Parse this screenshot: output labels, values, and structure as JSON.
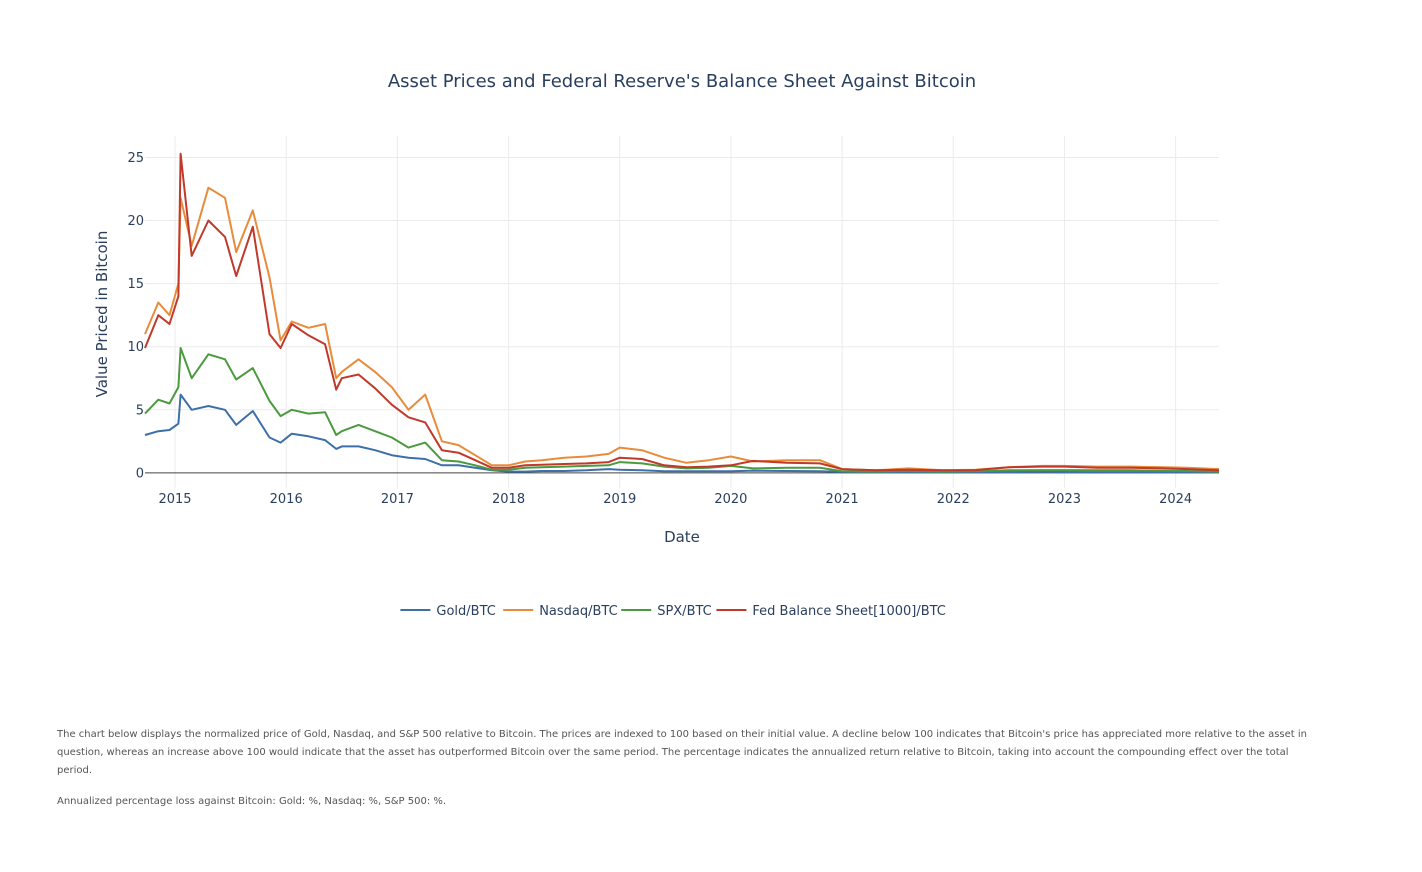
{
  "notes": {
    "description": "The chart below displays the normalized price of Gold, Nasdaq, and S&P 500 relative to Bitcoin. The prices are indexed to 100 based on their initial value. A decline below 100 indicates that Bitcoin's price has appreciated more relative to the asset in question, whereas an increase above 100 would indicate that the asset has outperformed Bitcoin over the same period. The percentage indicates the annualized return relative to Bitcoin, taking into account the compounding effect over the total period.",
    "annualized": "Annualized percentage loss against Bitcoin: Gold: %, Nasdaq: %, S&P 500: %."
  },
  "chart_data": {
    "type": "line",
    "title": "Asset Prices and Federal Reserve's Balance Sheet Against Bitcoin",
    "xlabel": "Date",
    "ylabel": "Value Priced in Bitcoin",
    "x_range": [
      2014.73,
      2024.39
    ],
    "ylim": [
      -1.2,
      26.7
    ],
    "x_ticks": [
      2015,
      2016,
      2017,
      2018,
      2019,
      2020,
      2021,
      2022,
      2023,
      2024
    ],
    "x_tick_labels": [
      "2015",
      "2016",
      "2017",
      "2018",
      "2019",
      "2020",
      "2021",
      "2022",
      "2023",
      "2024"
    ],
    "y_ticks": [
      0,
      5,
      10,
      15,
      20,
      25
    ],
    "y_tick_labels": [
      "0",
      "5",
      "10",
      "15",
      "20",
      "25"
    ],
    "grid": true,
    "legend_position": "bottom-center",
    "x": [
      2014.73,
      2014.85,
      2014.95,
      2015.03,
      2015.05,
      2015.15,
      2015.3,
      2015.45,
      2015.55,
      2015.7,
      2015.85,
      2015.95,
      2016.05,
      2016.2,
      2016.35,
      2016.45,
      2016.5,
      2016.65,
      2016.8,
      2016.95,
      2017.1,
      2017.25,
      2017.4,
      2017.55,
      2017.7,
      2017.85,
      2018.0,
      2018.15,
      2018.3,
      2018.5,
      2018.7,
      2018.9,
      2019.0,
      2019.2,
      2019.4,
      2019.6,
      2019.8,
      2020.0,
      2020.2,
      2020.5,
      2020.8,
      2021.0,
      2021.3,
      2021.6,
      2021.9,
      2022.2,
      2022.5,
      2022.8,
      2023.0,
      2023.3,
      2023.6,
      2023.9,
      2024.1,
      2024.39
    ],
    "series": [
      {
        "name": "Gold/BTC",
        "color": "#3d6fa8",
        "values": [
          3.0,
          3.3,
          3.4,
          3.9,
          6.2,
          5.0,
          5.3,
          5.0,
          3.8,
          4.9,
          2.8,
          2.4,
          3.1,
          2.9,
          2.6,
          1.9,
          2.1,
          2.1,
          1.8,
          1.4,
          1.2,
          1.1,
          0.6,
          0.6,
          0.4,
          0.2,
          0.1,
          0.1,
          0.15,
          0.15,
          0.2,
          0.3,
          0.25,
          0.2,
          0.12,
          0.12,
          0.12,
          0.12,
          0.18,
          0.15,
          0.12,
          0.08,
          0.05,
          0.05,
          0.05,
          0.05,
          0.07,
          0.08,
          0.07,
          0.06,
          0.06,
          0.05,
          0.04,
          0.03
        ]
      },
      {
        "name": "Nasdaq/BTC",
        "color": "#e88b3a",
        "values": [
          11.0,
          13.5,
          12.5,
          15.0,
          21.8,
          18.0,
          22.6,
          21.8,
          17.5,
          20.8,
          15.5,
          10.5,
          12.0,
          11.5,
          11.8,
          7.5,
          8.0,
          9.0,
          8.0,
          6.8,
          5.0,
          6.2,
          2.5,
          2.2,
          1.4,
          0.6,
          0.6,
          0.9,
          1.0,
          1.2,
          1.3,
          1.5,
          2.0,
          1.8,
          1.2,
          0.8,
          1.0,
          1.3,
          0.9,
          1.0,
          1.0,
          0.3,
          0.2,
          0.35,
          0.2,
          0.25,
          0.45,
          0.55,
          0.55,
          0.5,
          0.5,
          0.45,
          0.4,
          0.3
        ]
      },
      {
        "name": "SPX/BTC",
        "color": "#4c9a3f",
        "values": [
          4.7,
          5.8,
          5.5,
          6.8,
          9.9,
          7.5,
          9.4,
          9.0,
          7.4,
          8.3,
          5.7,
          4.5,
          5.0,
          4.7,
          4.8,
          3.0,
          3.3,
          3.8,
          3.3,
          2.8,
          2.0,
          2.4,
          1.0,
          0.9,
          0.6,
          0.25,
          0.25,
          0.4,
          0.45,
          0.5,
          0.55,
          0.6,
          0.85,
          0.75,
          0.5,
          0.35,
          0.4,
          0.55,
          0.35,
          0.4,
          0.4,
          0.12,
          0.1,
          0.15,
          0.1,
          0.12,
          0.2,
          0.22,
          0.22,
          0.2,
          0.2,
          0.17,
          0.15,
          0.1
        ]
      },
      {
        "name": "Fed Balance Sheet[1000]/BTC",
        "color": "#c0392b",
        "values": [
          9.9,
          12.5,
          11.8,
          14.0,
          25.3,
          17.2,
          20.0,
          18.7,
          15.6,
          19.5,
          11.0,
          9.9,
          11.8,
          10.9,
          10.2,
          6.6,
          7.5,
          7.8,
          6.7,
          5.4,
          4.4,
          4.0,
          1.8,
          1.6,
          1.0,
          0.4,
          0.4,
          0.6,
          0.65,
          0.7,
          0.75,
          0.85,
          1.2,
          1.1,
          0.6,
          0.45,
          0.5,
          0.6,
          0.95,
          0.8,
          0.75,
          0.3,
          0.2,
          0.25,
          0.2,
          0.22,
          0.45,
          0.5,
          0.5,
          0.4,
          0.4,
          0.35,
          0.3,
          0.2
        ]
      }
    ]
  }
}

——————————

• WHAT THE EXERCISE ASKS
Check each line of the records for the word "Gold" and extract those that contain it.

• OUTPUT BELOW
    "description": "The chart below displays the normalized price of Gold, Nasdaq, and S&P 500 relative to Bitcoin. The prices are indexed to 100 based on their initial value. A decline below 100 indicates that Bitcoin's price has appreciated more relative to the asset in question, whereas an increase above 100 would indicate that the asset has outperformed Bitcoin over the same period. The percentage indicates the annualized return relative to Bitcoin, taking into account the compounding effect over the total period.",
    "annualized": "Annualized percentage loss against Bitcoin: Gold: %, Nasdaq: %, S&P 500: %."
        "name": "Gold/BTC",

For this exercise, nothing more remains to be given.